Dataset entries ▸
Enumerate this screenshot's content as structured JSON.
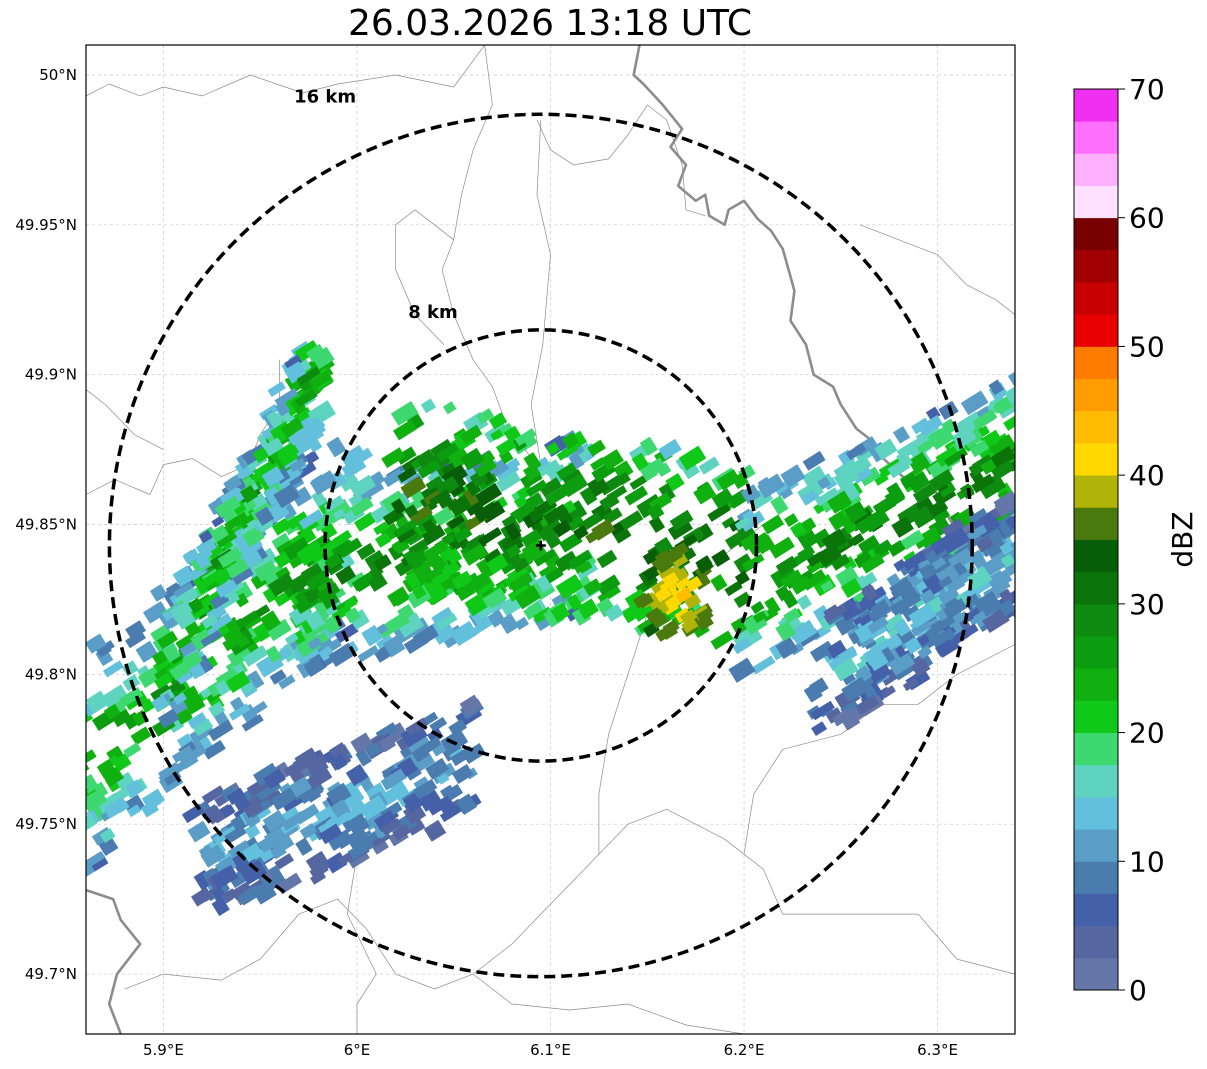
{
  "title": "26.03.2026 13:18 UTC",
  "map": {
    "extent": {
      "lon": [
        5.86,
        6.34
      ],
      "lat": [
        49.68,
        50.01
      ]
    },
    "lon_ticks": [
      {
        "value": 5.9,
        "label": "5.9°E"
      },
      {
        "value": 6.0,
        "label": "6°E"
      },
      {
        "value": 6.1,
        "label": "6.1°E"
      },
      {
        "value": 6.2,
        "label": "6.2°E"
      },
      {
        "value": 6.3,
        "label": "6.3°E"
      }
    ],
    "lat_ticks": [
      {
        "value": 50.0,
        "label": "50°N"
      },
      {
        "value": 49.95,
        "label": "49.95°N"
      },
      {
        "value": 49.9,
        "label": "49.9°N"
      },
      {
        "value": 49.85,
        "label": "49.85°N"
      },
      {
        "value": 49.8,
        "label": "49.8°N"
      },
      {
        "value": 49.75,
        "label": "49.75°N"
      },
      {
        "value": 49.7,
        "label": "49.7°N"
      }
    ],
    "radar_site": {
      "lon": 6.095,
      "lat": 49.843
    },
    "range_rings": [
      {
        "label": "8 km",
        "radius_km": 8
      },
      {
        "label": "16 km",
        "radius_km": 16
      }
    ],
    "grid": true
  },
  "colorbar": {
    "unit": "dBZ",
    "min": 0,
    "max": 70,
    "ticks": [
      {
        "value": 0,
        "label": "0"
      },
      {
        "value": 10,
        "label": "10"
      },
      {
        "value": 20,
        "label": "20"
      },
      {
        "value": 30,
        "label": "30"
      },
      {
        "value": 40,
        "label": "40"
      },
      {
        "value": 50,
        "label": "50"
      },
      {
        "value": 60,
        "label": "60"
      },
      {
        "value": 70,
        "label": "70"
      }
    ],
    "colors": [
      "#6477a8",
      "#5566a0",
      "#4460a8",
      "#4a7cb0",
      "#5a9ec8",
      "#62c0dc",
      "#5ed4c0",
      "#3ed870",
      "#10c818",
      "#10b010",
      "#0c9c10",
      "#0e8a10",
      "#0a740a",
      "#085e08",
      "#4a7a0e",
      "#b0b40a",
      "#ffd800",
      "#ffbc00",
      "#ff9c00",
      "#ff7c00",
      "#e80000",
      "#c80000",
      "#a00000",
      "#780000",
      "#ffe0ff",
      "#ffb0ff",
      "#ff70ff",
      "#f030f0"
    ]
  }
}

Direction ▸ Skip every picture and transcribe the data above exactly.

Final answer ▸
Enumerate this screenshot's content as structured JSON.
{
  "title": "26.03.2026 13:18 UTC",
  "map": {
    "extent": {
      "lon": [
        5.86,
        6.34
      ],
      "lat": [
        49.68,
        50.01
      ]
    },
    "lon_ticks": [
      {
        "value": 5.9,
        "label": "5.9°E"
      },
      {
        "value": 6.0,
        "label": "6°E"
      },
      {
        "value": 6.1,
        "label": "6.1°E"
      },
      {
        "value": 6.2,
        "label": "6.2°E"
      },
      {
        "value": 6.3,
        "label": "6.3°E"
      }
    ],
    "lat_ticks": [
      {
        "value": 50.0,
        "label": "50°N"
      },
      {
        "value": 49.95,
        "label": "49.95°N"
      },
      {
        "value": 49.9,
        "label": "49.9°N"
      },
      {
        "value": 49.85,
        "label": "49.85°N"
      },
      {
        "value": 49.8,
        "label": "49.8°N"
      },
      {
        "value": 49.75,
        "label": "49.75°N"
      },
      {
        "value": 49.7,
        "label": "49.7°N"
      }
    ],
    "radar_site": {
      "lon": 6.095,
      "lat": 49.843
    },
    "range_rings": [
      {
        "label": "8 km",
        "radius_km": 8
      },
      {
        "label": "16 km",
        "radius_km": 16
      }
    ],
    "grid": true
  },
  "colorbar": {
    "unit": "dBZ",
    "min": 0,
    "max": 70,
    "ticks": [
      {
        "value": 0,
        "label": "0"
      },
      {
        "value": 10,
        "label": "10"
      },
      {
        "value": 20,
        "label": "20"
      },
      {
        "value": 30,
        "label": "30"
      },
      {
        "value": 40,
        "label": "40"
      },
      {
        "value": 50,
        "label": "50"
      },
      {
        "value": 60,
        "label": "60"
      },
      {
        "value": 70,
        "label": "70"
      }
    ],
    "colors": [
      "#6477a8",
      "#5566a0",
      "#4460a8",
      "#4a7cb0",
      "#5a9ec8",
      "#62c0dc",
      "#5ed4c0",
      "#3ed870",
      "#10c818",
      "#10b010",
      "#0c9c10",
      "#0e8a10",
      "#0a740a",
      "#085e08",
      "#4a7a0e",
      "#b0b40a",
      "#ffd800",
      "#ffbc00",
      "#ff9c00",
      "#ff7c00",
      "#e80000",
      "#c80000",
      "#a00000",
      "#780000",
      "#ffe0ff",
      "#ffb0ff",
      "#ff70ff",
      "#f030f0"
    ]
  }
}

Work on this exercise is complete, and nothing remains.